• Work instructions
Print out each record below, unaltered and complete, without its images.

# # # # # # #

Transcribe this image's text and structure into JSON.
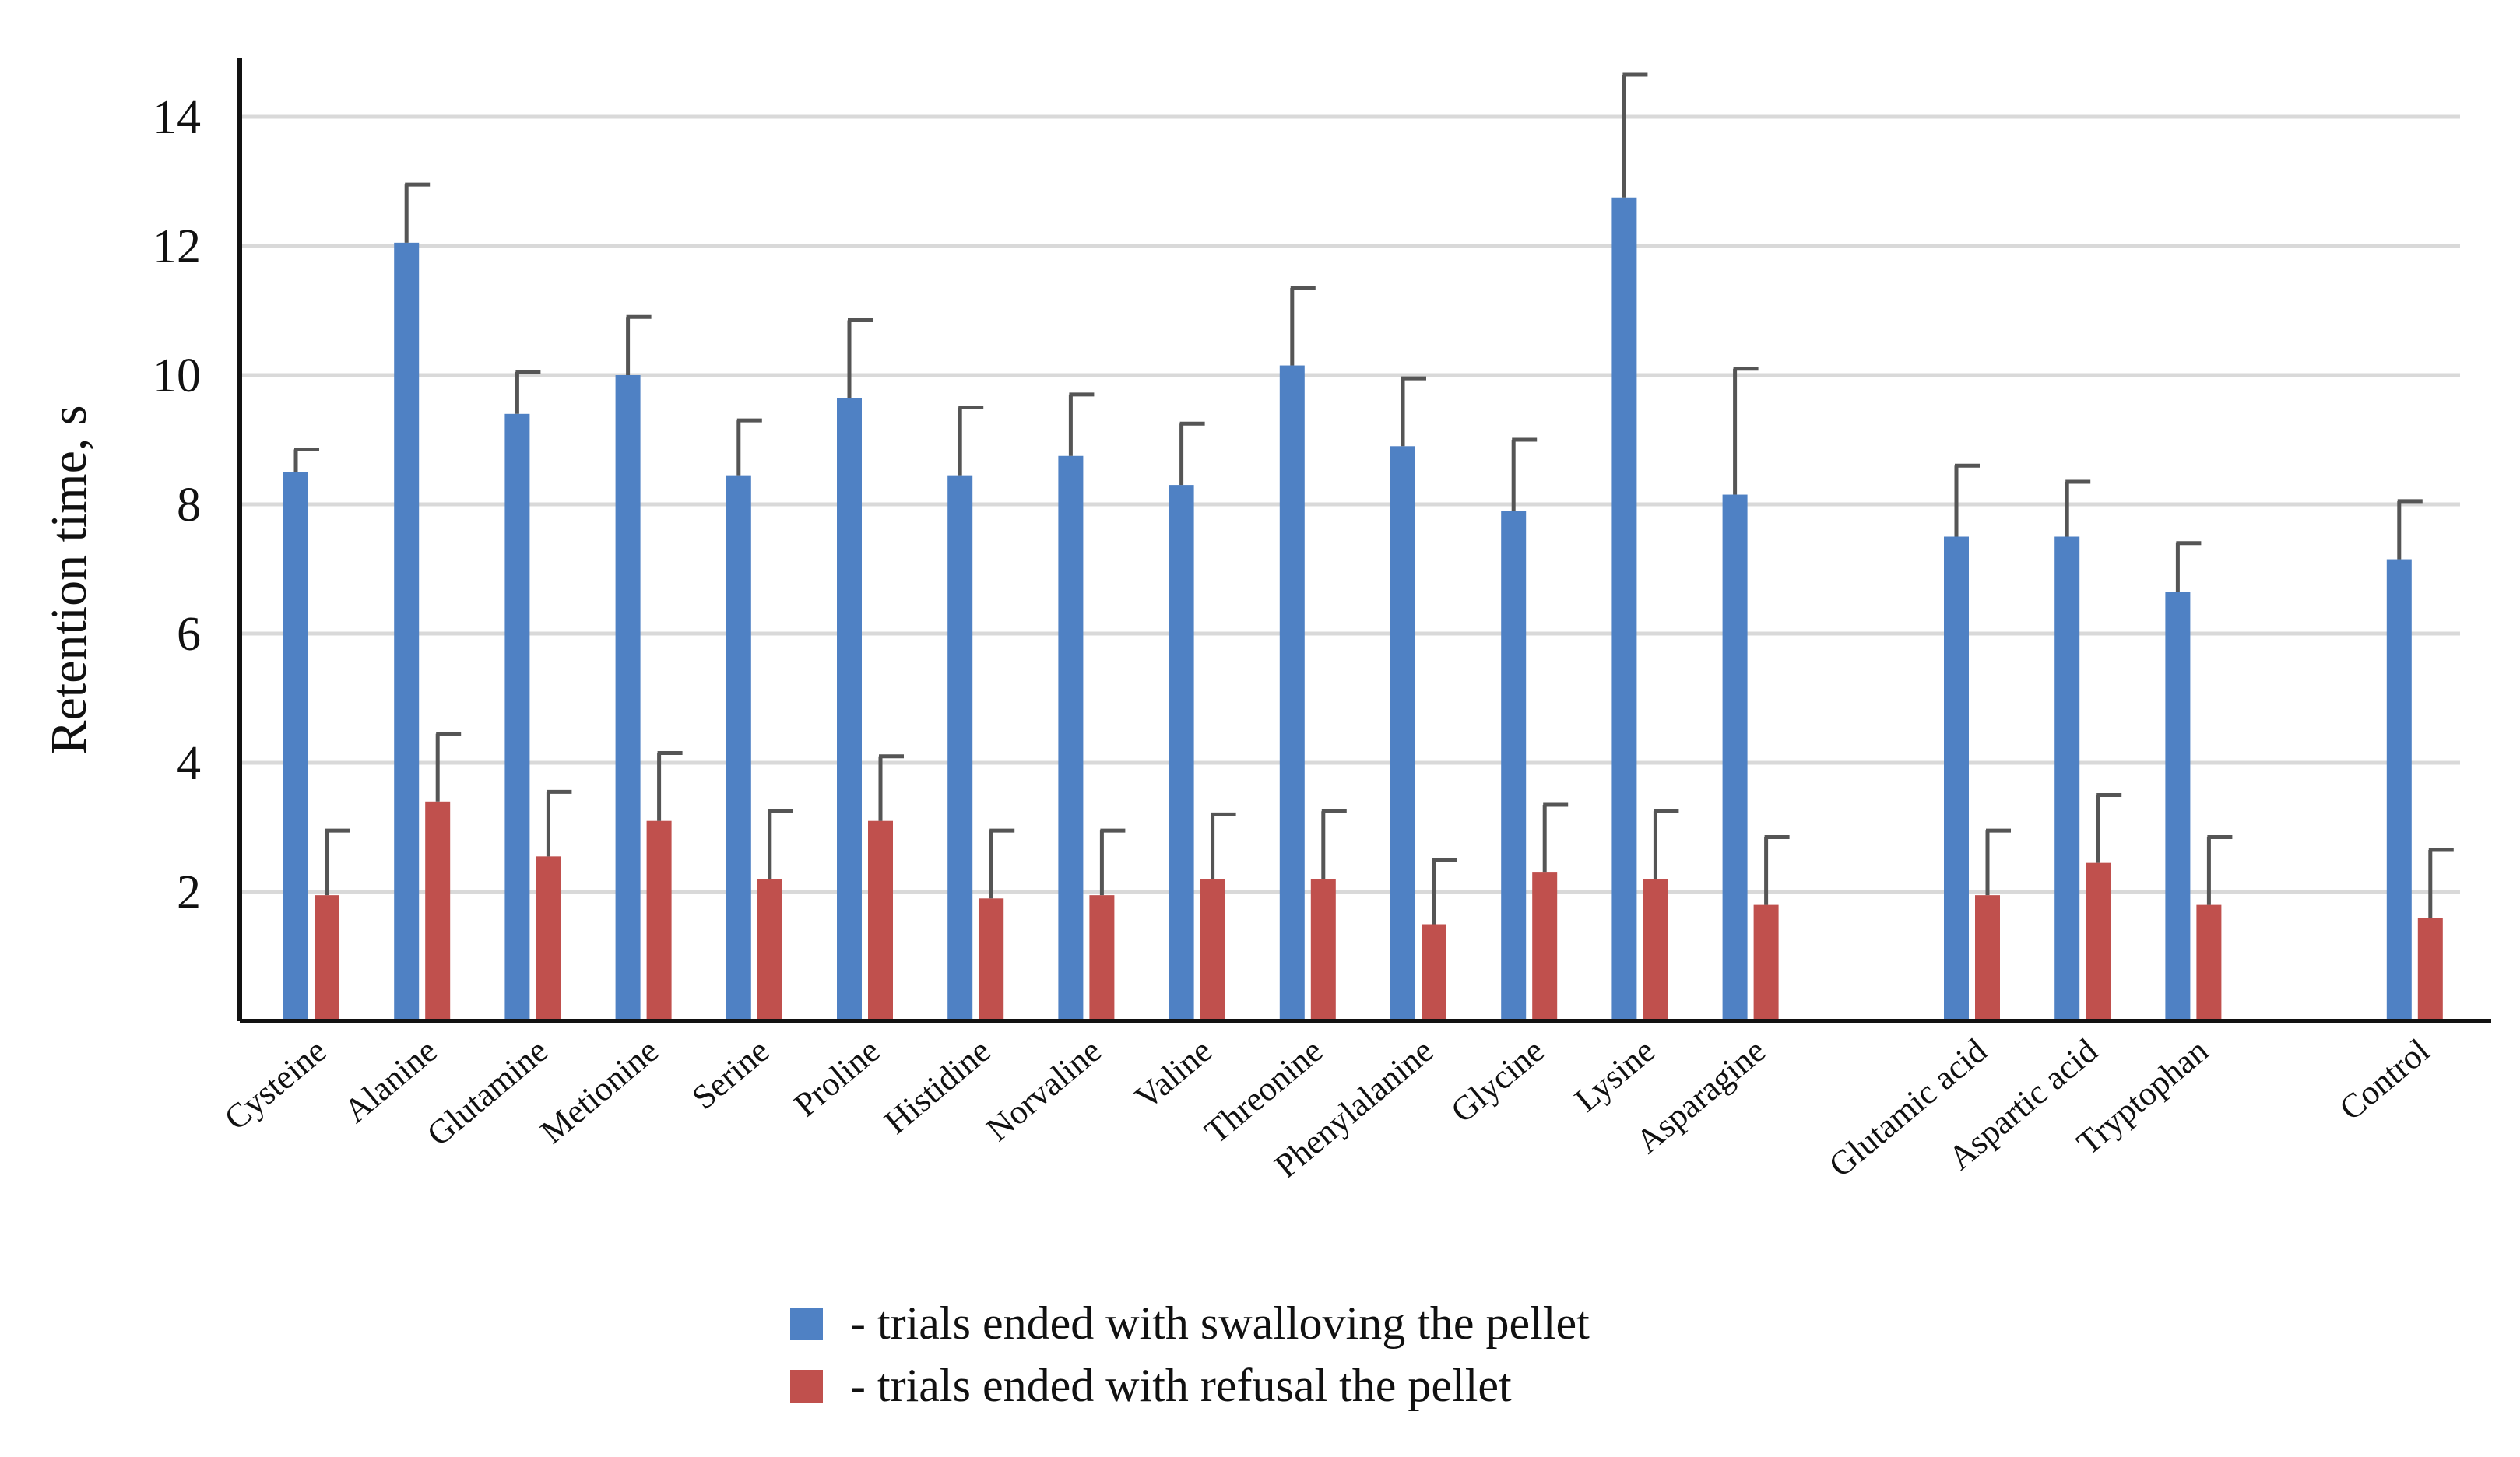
{
  "chart_data": {
    "type": "bar",
    "title": "",
    "xlabel": "",
    "ylabel": "Retention time, s",
    "ylim": [
      0,
      15
    ],
    "yticks": [
      2,
      4,
      6,
      8,
      10,
      12,
      14
    ],
    "grid": true,
    "legend_position": "bottom",
    "categories": [
      "Cysteine",
      "Alanine",
      "Glutamine",
      "Metionine",
      "Serine",
      "Proline",
      "Histidine",
      "Norvaline",
      "Valine",
      "Threonine",
      "Phenylalanine",
      "Glycine",
      "Lysine",
      "Asparagine",
      "Glutamic acid",
      "Aspartic acid",
      "Tryptophan",
      "Control"
    ],
    "slots": [
      0,
      1,
      2,
      3,
      4,
      5,
      6,
      7,
      8,
      9,
      10,
      11,
      12,
      13,
      15,
      16,
      17,
      19
    ],
    "series": [
      {
        "name": "- trials ended with swalloving the pellet",
        "color": "#4f81c4",
        "values": [
          8.5,
          12.05,
          9.4,
          10.0,
          8.45,
          9.65,
          8.45,
          8.75,
          8.3,
          10.15,
          8.9,
          7.9,
          12.75,
          8.15,
          7.5,
          7.5,
          6.65,
          7.15
        ],
        "errors": [
          0.35,
          0.9,
          0.65,
          0.9,
          0.85,
          1.2,
          1.05,
          0.95,
          0.95,
          1.2,
          1.05,
          1.1,
          1.9,
          1.95,
          1.1,
          0.85,
          0.75,
          0.9
        ]
      },
      {
        "name": "- trials ended with refusal the pellet",
        "color": "#c0504d",
        "values": [
          1.95,
          3.4,
          2.55,
          3.1,
          2.2,
          3.1,
          1.9,
          1.95,
          2.2,
          2.2,
          1.5,
          2.3,
          2.2,
          1.8,
          1.95,
          2.45,
          1.8,
          1.6
        ],
        "errors": [
          1.0,
          1.05,
          1.0,
          1.05,
          1.05,
          1.0,
          1.05,
          1.0,
          1.0,
          1.05,
          1.0,
          1.05,
          1.05,
          1.05,
          1.0,
          1.05,
          1.05,
          1.05
        ]
      }
    ]
  }
}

# # # # # # #

• Exercise result
Transcribe this image's text and structure into JSON.
{
  "chart_data": {
    "type": "bar",
    "title": "",
    "xlabel": "",
    "ylabel": "Retention time, s",
    "ylim": [
      0,
      15
    ],
    "yticks": [
      2,
      4,
      6,
      8,
      10,
      12,
      14
    ],
    "grid": true,
    "legend_position": "bottom",
    "categories": [
      "Cysteine",
      "Alanine",
      "Glutamine",
      "Metionine",
      "Serine",
      "Proline",
      "Histidine",
      "Norvaline",
      "Valine",
      "Threonine",
      "Phenylalanine",
      "Glycine",
      "Lysine",
      "Asparagine",
      "Glutamic acid",
      "Aspartic acid",
      "Tryptophan",
      "Control"
    ],
    "slots": [
      0,
      1,
      2,
      3,
      4,
      5,
      6,
      7,
      8,
      9,
      10,
      11,
      12,
      13,
      15,
      16,
      17,
      19
    ],
    "series": [
      {
        "name": "- trials ended with swalloving the pellet",
        "color": "#4f81c4",
        "values": [
          8.5,
          12.05,
          9.4,
          10.0,
          8.45,
          9.65,
          8.45,
          8.75,
          8.3,
          10.15,
          8.9,
          7.9,
          12.75,
          8.15,
          7.5,
          7.5,
          6.65,
          7.15
        ],
        "errors": [
          0.35,
          0.9,
          0.65,
          0.9,
          0.85,
          1.2,
          1.05,
          0.95,
          0.95,
          1.2,
          1.05,
          1.1,
          1.9,
          1.95,
          1.1,
          0.85,
          0.75,
          0.9
        ]
      },
      {
        "name": "- trials ended with refusal the pellet",
        "color": "#c0504d",
        "values": [
          1.95,
          3.4,
          2.55,
          3.1,
          2.2,
          3.1,
          1.9,
          1.95,
          2.2,
          2.2,
          1.5,
          2.3,
          2.2,
          1.8,
          1.95,
          2.45,
          1.8,
          1.6
        ],
        "errors": [
          1.0,
          1.05,
          1.0,
          1.05,
          1.05,
          1.0,
          1.05,
          1.0,
          1.0,
          1.05,
          1.0,
          1.05,
          1.05,
          1.05,
          1.0,
          1.05,
          1.05,
          1.05
        ]
      }
    ]
  }
}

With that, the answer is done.